## Data listing
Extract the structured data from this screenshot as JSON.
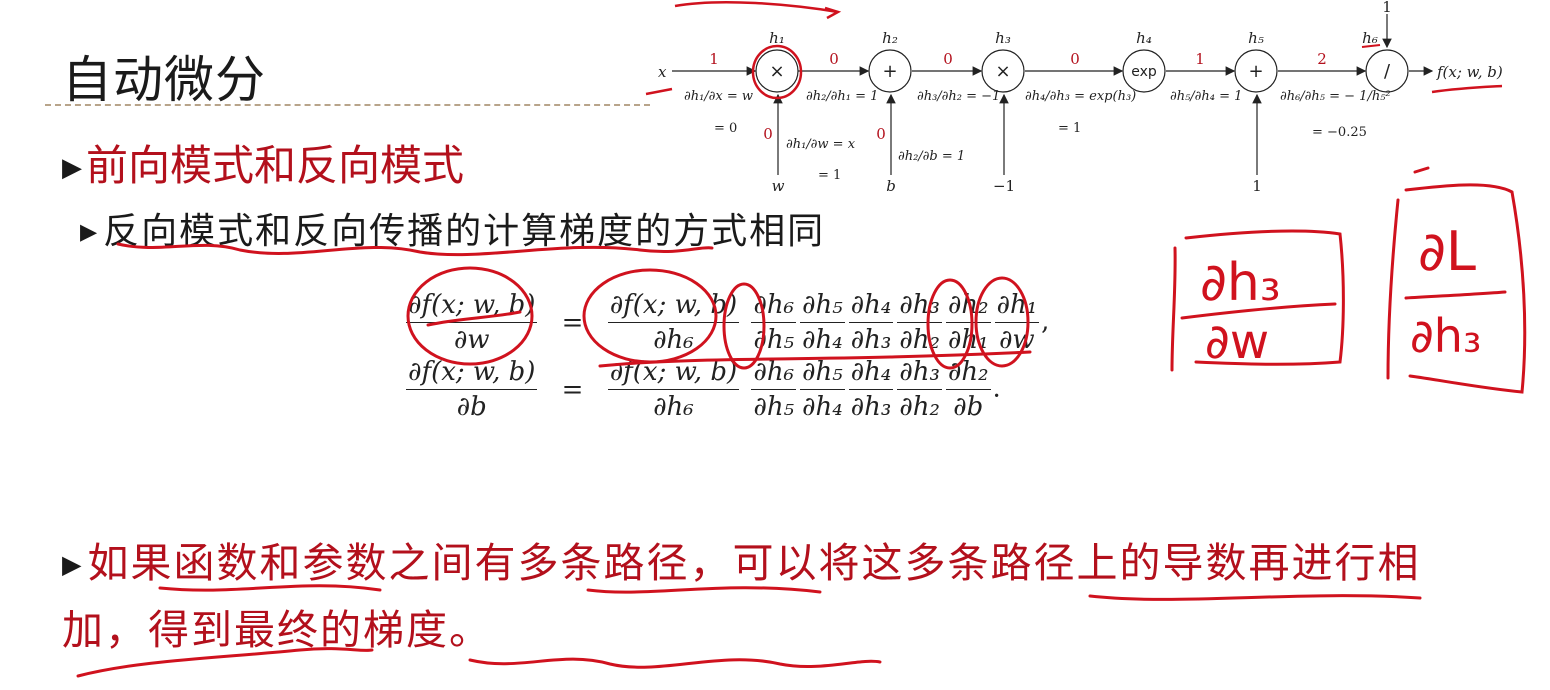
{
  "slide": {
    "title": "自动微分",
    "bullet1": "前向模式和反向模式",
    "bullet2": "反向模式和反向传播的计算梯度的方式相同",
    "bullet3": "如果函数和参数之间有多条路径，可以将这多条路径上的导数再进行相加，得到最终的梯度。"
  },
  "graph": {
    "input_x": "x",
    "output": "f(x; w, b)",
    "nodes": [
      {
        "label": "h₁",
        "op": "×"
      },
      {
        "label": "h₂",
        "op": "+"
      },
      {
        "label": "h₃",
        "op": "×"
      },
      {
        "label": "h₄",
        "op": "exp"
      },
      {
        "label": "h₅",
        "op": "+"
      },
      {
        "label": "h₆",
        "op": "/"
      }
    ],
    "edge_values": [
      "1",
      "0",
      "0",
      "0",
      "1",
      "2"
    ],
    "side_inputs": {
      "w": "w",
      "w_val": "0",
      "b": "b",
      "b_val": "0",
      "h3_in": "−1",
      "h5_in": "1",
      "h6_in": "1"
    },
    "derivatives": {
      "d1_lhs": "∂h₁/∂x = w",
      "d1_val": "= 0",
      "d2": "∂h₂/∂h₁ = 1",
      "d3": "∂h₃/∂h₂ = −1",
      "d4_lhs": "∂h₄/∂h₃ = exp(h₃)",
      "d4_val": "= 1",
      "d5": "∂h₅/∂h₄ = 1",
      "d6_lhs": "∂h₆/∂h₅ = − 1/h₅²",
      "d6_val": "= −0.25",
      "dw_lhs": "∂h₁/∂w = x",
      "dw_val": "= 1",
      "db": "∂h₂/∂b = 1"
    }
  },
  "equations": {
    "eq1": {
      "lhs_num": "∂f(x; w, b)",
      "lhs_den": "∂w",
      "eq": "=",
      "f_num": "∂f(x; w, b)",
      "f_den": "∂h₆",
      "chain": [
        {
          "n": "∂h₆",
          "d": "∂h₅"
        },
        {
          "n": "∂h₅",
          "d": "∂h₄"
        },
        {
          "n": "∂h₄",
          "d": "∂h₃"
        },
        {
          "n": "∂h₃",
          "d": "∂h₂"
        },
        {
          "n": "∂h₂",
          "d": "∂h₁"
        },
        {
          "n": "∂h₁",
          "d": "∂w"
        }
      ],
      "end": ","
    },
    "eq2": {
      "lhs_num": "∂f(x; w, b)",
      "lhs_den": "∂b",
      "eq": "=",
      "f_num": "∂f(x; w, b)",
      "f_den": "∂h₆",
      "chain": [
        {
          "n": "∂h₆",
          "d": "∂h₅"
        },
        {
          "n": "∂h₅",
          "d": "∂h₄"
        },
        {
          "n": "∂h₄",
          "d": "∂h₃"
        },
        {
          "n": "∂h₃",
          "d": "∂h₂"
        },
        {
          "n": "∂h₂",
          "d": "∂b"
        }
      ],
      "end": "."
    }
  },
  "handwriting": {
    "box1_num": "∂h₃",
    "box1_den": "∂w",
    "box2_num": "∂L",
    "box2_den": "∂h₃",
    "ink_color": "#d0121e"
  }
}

...

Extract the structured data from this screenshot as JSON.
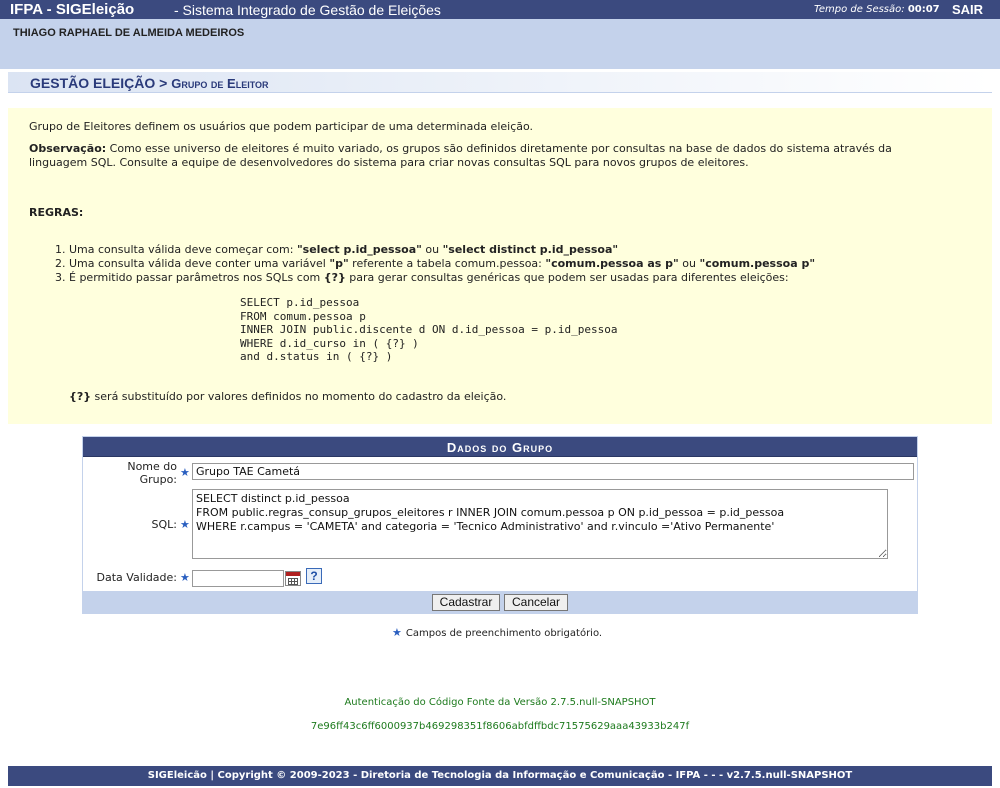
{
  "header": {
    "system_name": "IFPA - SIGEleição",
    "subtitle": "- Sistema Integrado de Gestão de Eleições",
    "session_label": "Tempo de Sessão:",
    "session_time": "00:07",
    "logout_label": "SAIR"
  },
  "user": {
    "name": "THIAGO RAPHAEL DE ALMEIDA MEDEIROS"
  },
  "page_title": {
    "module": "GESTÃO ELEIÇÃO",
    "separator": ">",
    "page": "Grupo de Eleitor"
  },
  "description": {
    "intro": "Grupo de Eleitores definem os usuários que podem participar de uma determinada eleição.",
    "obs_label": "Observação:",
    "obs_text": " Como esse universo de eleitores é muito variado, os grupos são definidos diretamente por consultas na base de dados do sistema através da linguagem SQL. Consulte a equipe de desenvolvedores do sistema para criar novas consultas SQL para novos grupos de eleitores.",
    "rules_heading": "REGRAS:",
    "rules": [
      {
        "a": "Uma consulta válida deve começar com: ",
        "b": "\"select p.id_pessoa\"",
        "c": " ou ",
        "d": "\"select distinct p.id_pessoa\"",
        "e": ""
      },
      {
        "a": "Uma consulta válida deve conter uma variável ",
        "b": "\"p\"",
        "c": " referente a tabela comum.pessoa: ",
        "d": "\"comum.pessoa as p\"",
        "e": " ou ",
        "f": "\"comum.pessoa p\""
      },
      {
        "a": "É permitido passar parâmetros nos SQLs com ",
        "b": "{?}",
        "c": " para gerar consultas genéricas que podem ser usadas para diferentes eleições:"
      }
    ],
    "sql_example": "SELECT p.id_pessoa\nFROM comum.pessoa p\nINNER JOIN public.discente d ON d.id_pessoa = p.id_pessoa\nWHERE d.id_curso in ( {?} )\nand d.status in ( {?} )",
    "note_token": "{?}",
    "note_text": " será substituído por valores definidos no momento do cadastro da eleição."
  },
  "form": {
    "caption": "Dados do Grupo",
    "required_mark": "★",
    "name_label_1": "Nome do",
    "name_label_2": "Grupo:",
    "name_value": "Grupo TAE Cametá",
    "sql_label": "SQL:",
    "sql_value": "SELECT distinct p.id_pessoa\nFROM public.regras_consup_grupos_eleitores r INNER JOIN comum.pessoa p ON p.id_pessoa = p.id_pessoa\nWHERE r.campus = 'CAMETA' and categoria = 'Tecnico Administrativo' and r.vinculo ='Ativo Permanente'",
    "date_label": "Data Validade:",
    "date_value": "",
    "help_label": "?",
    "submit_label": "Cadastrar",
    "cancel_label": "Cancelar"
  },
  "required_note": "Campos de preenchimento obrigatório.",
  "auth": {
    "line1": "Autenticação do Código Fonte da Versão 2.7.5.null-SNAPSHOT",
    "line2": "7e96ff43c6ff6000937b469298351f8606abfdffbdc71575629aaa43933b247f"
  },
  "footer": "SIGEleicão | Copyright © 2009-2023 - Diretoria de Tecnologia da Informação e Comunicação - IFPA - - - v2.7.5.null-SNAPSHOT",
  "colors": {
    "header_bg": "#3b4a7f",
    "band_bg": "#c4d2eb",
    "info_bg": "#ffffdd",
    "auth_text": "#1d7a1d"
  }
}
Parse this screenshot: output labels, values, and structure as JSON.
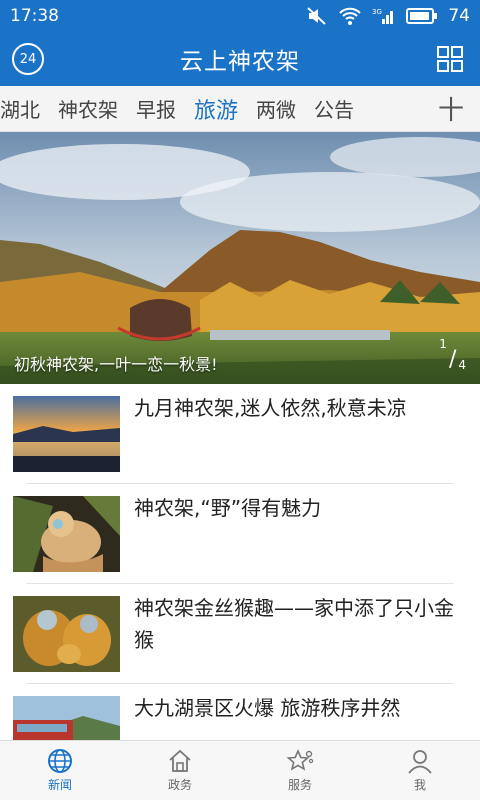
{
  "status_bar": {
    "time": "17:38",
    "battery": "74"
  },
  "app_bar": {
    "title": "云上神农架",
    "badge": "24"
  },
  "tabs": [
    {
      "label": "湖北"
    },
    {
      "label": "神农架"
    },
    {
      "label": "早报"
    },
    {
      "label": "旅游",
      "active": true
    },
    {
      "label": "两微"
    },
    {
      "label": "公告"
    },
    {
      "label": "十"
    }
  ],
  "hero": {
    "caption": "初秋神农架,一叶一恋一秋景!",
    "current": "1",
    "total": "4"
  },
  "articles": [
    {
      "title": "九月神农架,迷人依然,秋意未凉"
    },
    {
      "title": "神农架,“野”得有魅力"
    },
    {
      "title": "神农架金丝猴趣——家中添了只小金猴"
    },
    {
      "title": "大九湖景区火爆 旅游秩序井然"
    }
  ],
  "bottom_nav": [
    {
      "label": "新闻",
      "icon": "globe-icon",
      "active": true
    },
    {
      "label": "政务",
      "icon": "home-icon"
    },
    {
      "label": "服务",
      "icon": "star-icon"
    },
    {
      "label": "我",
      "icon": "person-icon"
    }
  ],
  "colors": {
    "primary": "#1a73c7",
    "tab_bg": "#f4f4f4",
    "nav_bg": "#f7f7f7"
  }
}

## Given instruction
Extract from the material all lines containing the string "caption".

## Full output
    "caption": "Dados do Grupo",
    "caption": "初秋神农架,一叶一恋一秋景!",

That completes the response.